— Do this —
Look through the data for the string "each". Copy every line where it is found.

— Listed records —
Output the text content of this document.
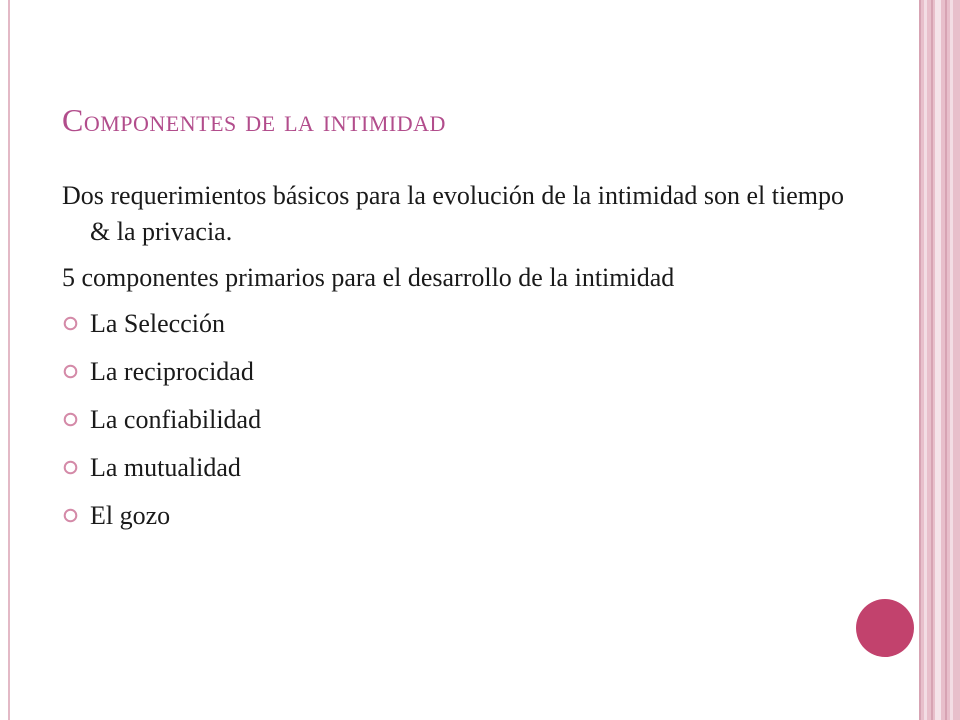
Componentes de la intimidad

Dos requerimientos básicos para la evolución de la intimidad son el tiempo & la privacia.

5 componentes primarios para el desarrollo de la intimidad

La Selección
La reciprocidad
La confiabilidad
La mutualidad
El gozo
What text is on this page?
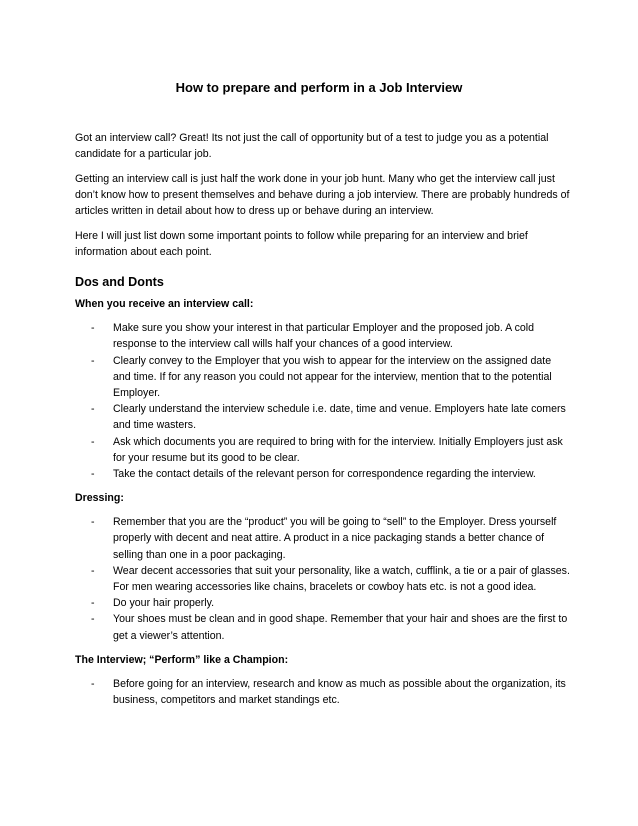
How to prepare and perform in a Job Interview

Got an interview call? Great! Its not just the call of opportunity but of a test to judge you as a potential candidate for a particular job.

Getting an interview call is just half the work done in your job hunt. Many who get the interview call just don’t know how to present themselves and behave during a job interview. There are probably hundreds of articles written in detail about how to dress up or behave during an interview.

Here I will just list down some important points to follow while preparing for an interview and brief information about each point.

Dos and Donts
When you receive an interview call:
- Make sure you show your interest in that particular Employer and the proposed job. A cold response to the interview call wills half your chances of a good interview.
- Clearly convey to the Employer that you wish to appear for the interview on the assigned date and time. If for any reason you could not appear for the interview, mention that to the potential Employer.
- Clearly understand the interview schedule i.e. date, time and venue. Employers hate late comers and time wasters.
- Ask which documents you are required to bring with for the interview. Initially Employers just ask for your resume but its good to be clear.
- Take the contact details of the relevant person for correspondence regarding the interview.
Dressing:
- Remember that you are the “product” you will be going to “sell” to the Employer. Dress yourself properly with decent and neat attire. A product in a nice packaging stands a better chance of selling than one in a poor packaging.
- Wear decent accessories that suit your personality, like a watch, cufflink, a tie or a pair of glasses. For men wearing accessories like chains, bracelets or cowboy hats etc. is not a good idea.
- Do your hair properly.
- Your shoes must be clean and in good shape. Remember that your hair and shoes are the first to get a viewer’s attention.
The Interview; “Perform” like a Champion:
- Before going for an interview, research and know as much as possible about the organization, its business, competitors and market standings etc.
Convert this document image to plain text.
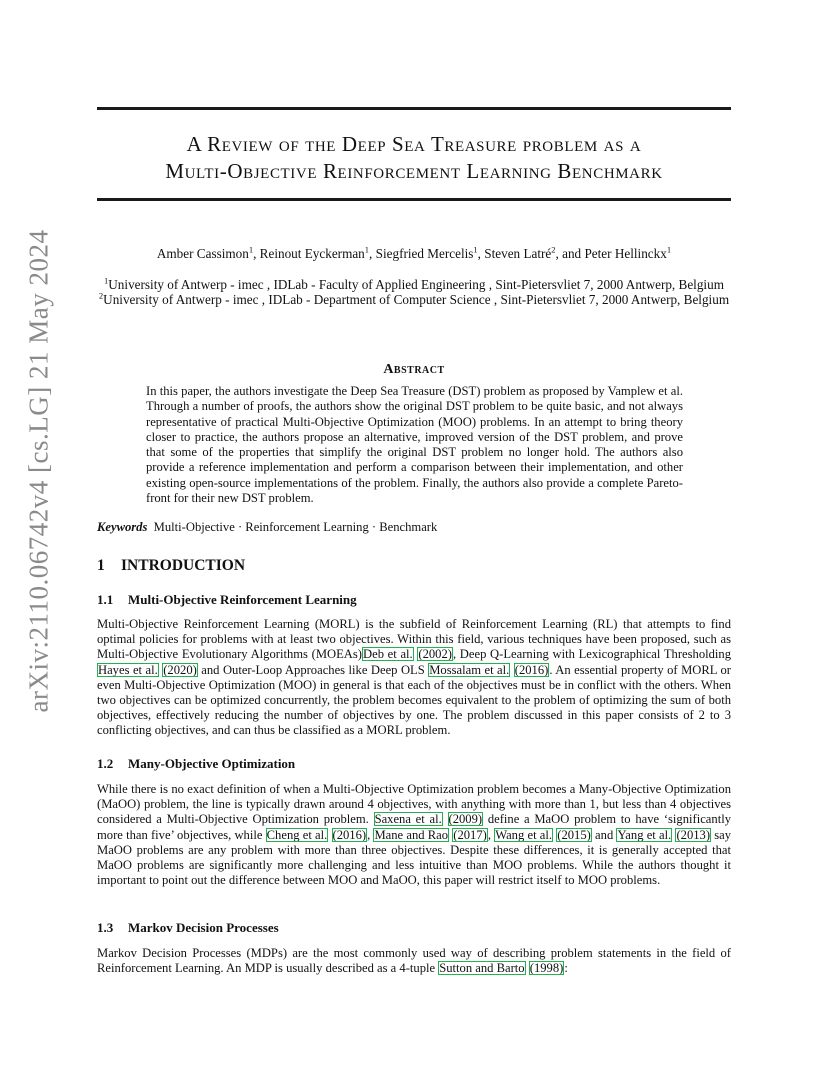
arXiv:2110.06742v4 [cs.LG] 21 May 2024
A Review of the Deep Sea Treasure problem as a
Multi-Objective Reinforcement Learning Benchmark
Amber Cassimon$^1$, Reinout Eyckerman$^1$, Siegfried Mercelis$^1$, Steven Latré$^2$, and Peter Hellinckx$^1$
$^1$University of Antwerp - imec , IDLab - Faculty of Applied Engineering , Sint-Pietersvliet 7, 2000 Antwerp, Belgium
$^2$University of Antwerp - imec , IDLab - Department of Computer Science , Sint-Pietersvliet 7, 2000 Antwerp, Belgium
Abstract
In this paper, the authors investigate the Deep Sea Treasure (DST) problem as proposed by Vamplew et al. Through a number of proofs, the authors show the original DST problem to be quite basic, and not always representative of practical Multi-Objective Optimization (MOO) problems. In an attempt to bring theory closer to practice, the authors propose an alternative, improved version of the DST problem, and prove that some of the properties that simplify the original DST problem no longer hold. The authors also provide a reference implementation and perform a comparison between their implementation, and other existing open-source implementations of the problem. Finally, the authors also provide a complete Pareto-front for their new DST problem.
Keywords Multi-Objective · Reinforcement Learning · Benchmark
1 INTRODUCTION
1.1 Multi-Objective Reinforcement Learning
Multi-Objective Reinforcement Learning (MORL) is the subfield of Reinforcement Learning (RL) that attempts to find optimal policies for problems with at least two objectives. Within this field, various techniques have been proposed, such as Multi-Objective Evolutionary Algorithms (MOEAs)Deb et al. (2002), Deep Q-Learning with Lexicographical Thresholding Hayes et al. (2020) and Outer-Loop Approaches like Deep OLS Mossalam et al. (2016). An essential property of MORL or even Multi-Objective Optimization (MOO) in general is that each of the objectives must be in conflict with the others. When two objectives can be optimized concurrently, the problem becomes equivalent to the problem of optimizing the sum of both objectives, effectively reducing the number of objectives by one. The problem discussed in this paper consists of 2 to 3 conflicting objectives, and can thus be classified as a MORL problem.
1.2 Many-Objective Optimization
While there is no exact definition of when a Multi-Objective Optimization problem becomes a Many-Objective Optimization (MaOO) problem, the line is typically drawn around 4 objectives, with anything with more than 1, but less than 4 objectives considered a Multi-Objective Optimization problem. Saxena et al. (2009) define a MaOO problem to have ‘significantly more than five’ objectives, while Cheng et al. (2016), Mane and Rao (2017), Wang et al. (2015) and Yang et al. (2013) say MaOO problems are any problem with more than three objectives. Despite these differences, it is generally accepted that MaOO problems are significantly more challenging and less intuitive than MOO problems. While the authors thought it important to point out the difference between MOO and MaOO, this paper will restrict itself to MOO problems.
1.3 Markov Decision Processes
Markov Decision Processes (MDPs) are the most commonly used way of describing problem statements in the field of Reinforcement Learning. An MDP is usually described as a 4-tuple Sutton and Barto (1998):
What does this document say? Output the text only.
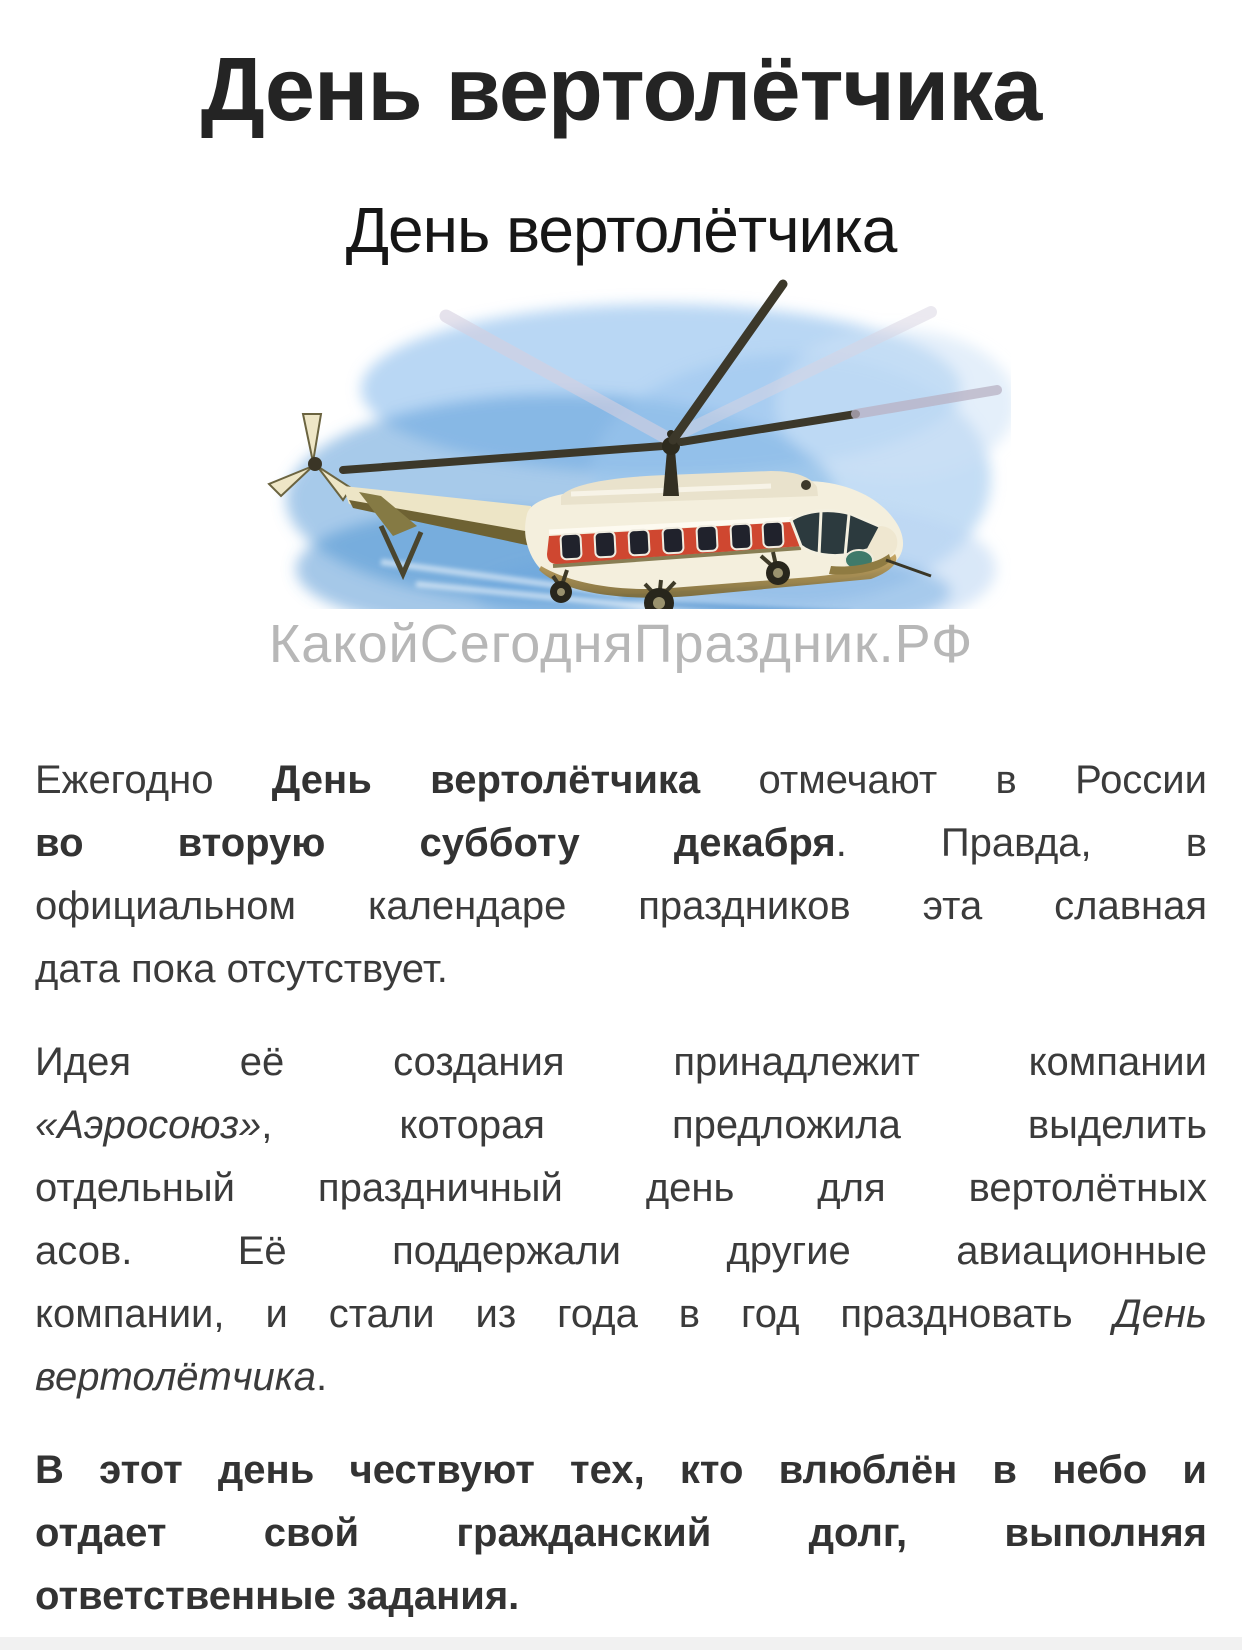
День вертолётчика
День вертолётчика
КакойСегодняПраздник.РФ
Ежегодно День вертолётчика отмечают в России
во вторую субботу декабря. Правда, в
официальном календаре праздников эта славная
дата пока отсутствует.
Идея её создания принадлежит компании
«Аэросоюз», которая предложила выделить
отдельный праздничный день для вертолётных
асов. Её поддержали другие авиационные
компании, и стали из года в год праздновать День
вертолётчика.
В этот день чествуют тех, кто влюблён в небо и
отдает свой гражданский долг, выполняя
ответственные задания.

— Correct answer —
Here I will just list down some important points to follow while preparing for an interview and brief information about each point.
Multi-Objective Reinforcement Learning (MORL) is the subfield of Reinforcement Learning (RL) that attempts to find optimal policies for problems with at least two objectives. Within this field, various techniques have been proposed, such as Multi-Objective Evolutionary Algorithms (MOEAs)Deb et al. (2002), Deep Q-Learning with Lexicographical Thresholding Hayes et al. (2020) and Outer-Loop Approaches like Deep OLS Mossalam et al. (2016). An essential property of MORL or even Multi-Objective Optimization (MOO) in general is that each of the objectives must be in conflict with the others. When two objectives can be optimized concurrently, the problem becomes equivalent to the problem of optimizing the sum of both objectives, effectively reducing the number of objectives by one. The problem discussed in this paper consists of 2 to 3 conflicting objectives, and can thus be classified as a MORL problem.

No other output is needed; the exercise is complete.